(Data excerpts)
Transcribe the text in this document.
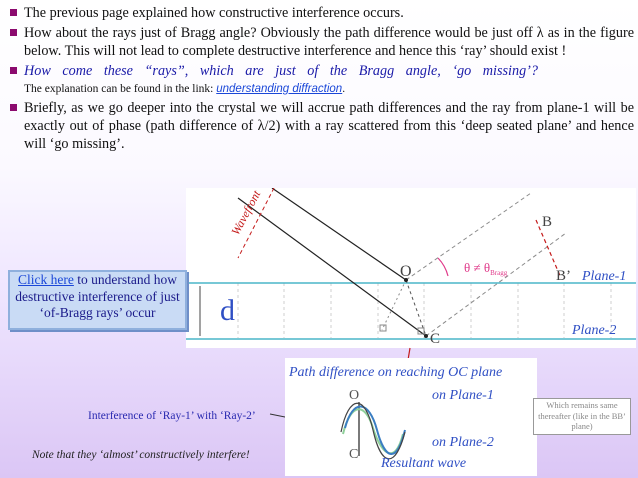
The previous page explained how constructive interference occurs.
How about the rays just of Bragg angle? Obviously the path difference would be just off λ as in the figure below. This will not lead to complete destructive interference and hence this ‘ray’ should exist !
How come these “rays”, which are just of the Bragg angle, ‘go missing’?
The explanation can be found in the link: understanding diffraction.
Briefly, as we go deeper into the crystal we will accrue path differences and the ray from plane-1 will be exactly out of phase (path difference of λ/2) with a ray scattered from this ‘deep seated plane’ and hence will ‘go missing’.
Wavefront	B
O	$\theta \ne \theta_{Bragg}$	B’ Plane-1
d
C
Plane-2
Click here to understand how destructive interference of just ‘of-Bragg rays’ occur
Path difference on reaching OC plane
O
C
on Plane-1
on Plane-2
Resultant wave
Interference of ‘Ray-1’ with ‘Ray-2’
Note that they ‘almost’ constructively interfere!
Which remains same thereafter (like in the BB’ plane)
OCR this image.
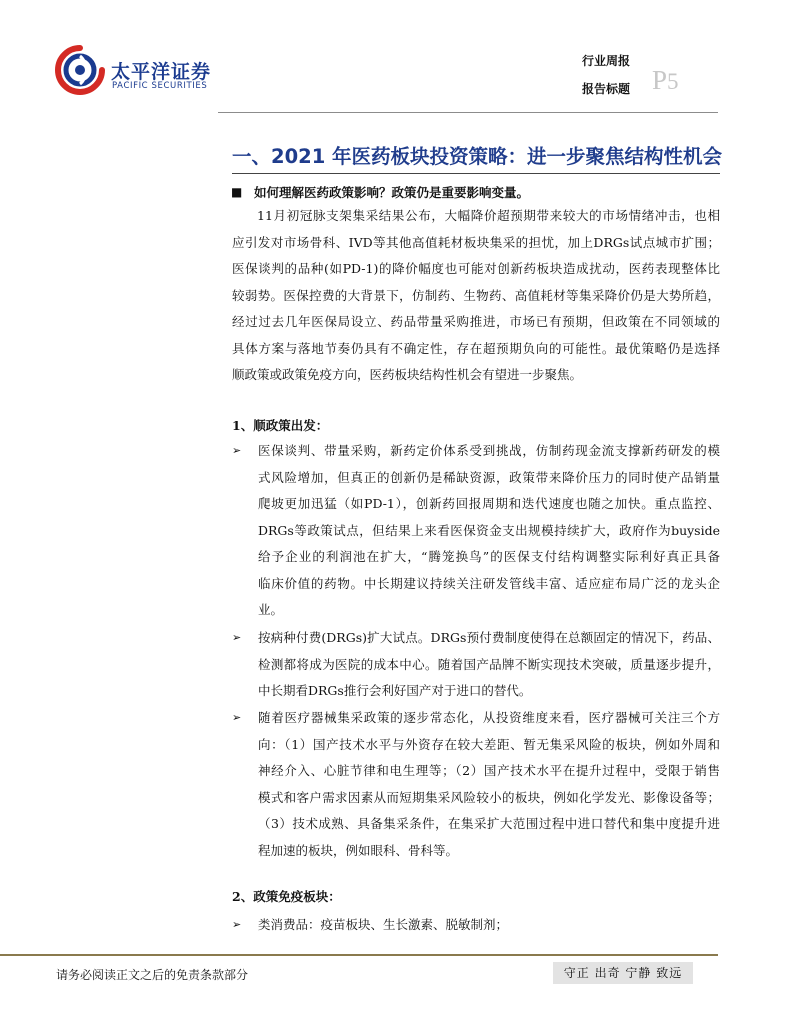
太平洋证券
PACIFIC SECURITIES
行业周报
报告标题 P5
一、2021 年医药板块投资策略：进一步聚焦结构性机会
■ 如何理解医药政策影响？政策仍是重要影响变量。
11月初冠脉支架集采结果公布，大幅降价超预期带来较大的市场情绪冲击，也相
应引发对市场骨科、IVD等其他高值耗材板块集采的担忧，加上DRGs试点城市扩围；
医保谈判的品种(如PD-1)的降价幅度也可能对创新药板块造成扰动，医药表现整体比
较弱势。医保控费的大背景下，仿制药、生物药、高值耗材等集采降价仍是大势所趋，
经过过去几年医保局设立、药品带量采购推进，市场已有预期，但政策在不同领域的
具体方案与落地节奏仍具有不确定性，存在超预期负向的可能性。最优策略仍是选择
顺政策或政策免疫方向，医药板块结构性机会有望进一步聚焦。
1、顺政策出发：
➢ 医保谈判、带量采购，新药定价体系受到挑战，仿制药现金流支撑新药研发的模
式风险增加，但真正的创新仍是稀缺资源，政策带来降价压力的同时使产品销量
爬坡更加迅猛（如PD-1），创新药回报周期和迭代速度也随之加快。重点监控、
DRGs等政策试点，但结果上来看医保资金支出规模持续扩大，政府作为buyside
给予企业的利润池在扩大，“腾笼换鸟”的医保支付结构调整实际利好真正具备
临床价值的药物。中长期建议持续关注研发管线丰富、适应症布局广泛的龙头企
业。
➢ 按病种付费(DRGs)扩大试点。DRGs预付费制度使得在总额固定的情况下，药品、
检测都将成为医院的成本中心。随着国产品牌不断实现技术突破，质量逐步提升，
中长期看DRGs推行会利好国产对于进口的替代。
➢ 随着医疗器械集采政策的逐步常态化，从投资维度来看，医疗器械可关注三个方
向：（1）国产技术水平与外资存在较大差距、暂无集采风险的板块，例如外周和
神经介入、心脏节律和电生理等；（2）国产技术水平在提升过程中，受限于销售
模式和客户需求因素从而短期集采风险较小的板块，例如化学发光、影像设备等；
（3）技术成熟、具备集采条件，在集采扩大范围过程中进口替代和集中度提升进
程加速的板块，例如眼科、骨科等。
2、政策免疫板块：
➢ 类消费品：疫苗板块、生长激素、脱敏制剂；
请务必阅读正文之后的免责条款部分	守正 出奇 宁静 致远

* [DESCRIPTION OF THE TASK]: Output all of the data exactly as it stands, minus any images.

* [THE ANSWER]:
Transcribe the text in this document.
The previous page explained how constructive interference occurs.
How about the rays just of Bragg angle? Obviously the path difference would be just off λ as in the figure below. This will not lead to complete destructive interference and hence this ‘ray’ should exist !
How come these “rays”, which are just of the Bragg angle, ‘go missing’?
The explanation can be found in the link: understanding diffraction.
Briefly, as we go deeper into the crystal we will accrue path differences and the ray from plane-1 will be exactly out of phase (path difference of λ/2) with a ray scattered from this ‘deep seated plane’ and hence will ‘go missing’.
Wavefront	B
O	$\theta \ne \theta_{Bragg}$	B’ Plane-1
d
C
Plane-2
Click here to understand how destructive interference of just ‘of-Bragg rays’ occur
Path difference on reaching OC plane
O
C
on Plane-1
on Plane-2
Resultant wave
Interference of ‘Ray-1’ with ‘Ray-2’
Note that they ‘almost’ constructively interfere!
Which remains same thereafter (like in the BB’ plane)
OCR this image.
太平洋证券
PACIFIC SECURITIES
行业周报
报告标题 P5
一、2021 年医药板块投资策略：进一步聚焦结构性机会
■ 如何理解医药政策影响？政策仍是重要影响变量。
11月初冠脉支架集采结果公布，大幅降价超预期带来较大的市场情绪冲击，也相
应引发对市场骨科、IVD等其他高值耗材板块集采的担忧，加上DRGs试点城市扩围；
医保谈判的品种(如PD-1)的降价幅度也可能对创新药板块造成扰动，医药表现整体比
较弱势。医保控费的大背景下，仿制药、生物药、高值耗材等集采降价仍是大势所趋，
经过过去几年医保局设立、药品带量采购推进，市场已有预期，但政策在不同领域的
具体方案与落地节奏仍具有不确定性，存在超预期负向的可能性。最优策略仍是选择
顺政策或政策免疫方向，医药板块结构性机会有望进一步聚焦。
1、顺政策出发：
➢ 医保谈判、带量采购，新药定价体系受到挑战，仿制药现金流支撑新药研发的模
式风险增加，但真正的创新仍是稀缺资源，政策带来降价压力的同时使产品销量
爬坡更加迅猛（如PD-1），创新药回报周期和迭代速度也随之加快。重点监控、
DRGs等政策试点，但结果上来看医保资金支出规模持续扩大，政府作为buyside
给予企业的利润池在扩大，“腾笼换鸟”的医保支付结构调整实际利好真正具备
临床价值的药物。中长期建议持续关注研发管线丰富、适应症布局广泛的龙头企
业。
➢ 按病种付费(DRGs)扩大试点。DRGs预付费制度使得在总额固定的情况下，药品、
检测都将成为医院的成本中心。随着国产品牌不断实现技术突破，质量逐步提升，
中长期看DRGs推行会利好国产对于进口的替代。
➢ 随着医疗器械集采政策的逐步常态化，从投资维度来看，医疗器械可关注三个方
向：（1）国产技术水平与外资存在较大差距、暂无集采风险的板块，例如外周和
神经介入、心脏节律和电生理等；（2）国产技术水平在提升过程中，受限于销售
模式和客户需求因素从而短期集采风险较小的板块，例如化学发光、影像设备等；
（3）技术成熟、具备集采条件，在集采扩大范围过程中进口替代和集中度提升进
程加速的板块，例如眼科、骨科等。
2、政策免疫板块：
➢ 类消费品：疫苗板块、生长激素、脱敏制剂；
请务必阅读正文之后的免责条款部分	守正 出奇 宁静 致远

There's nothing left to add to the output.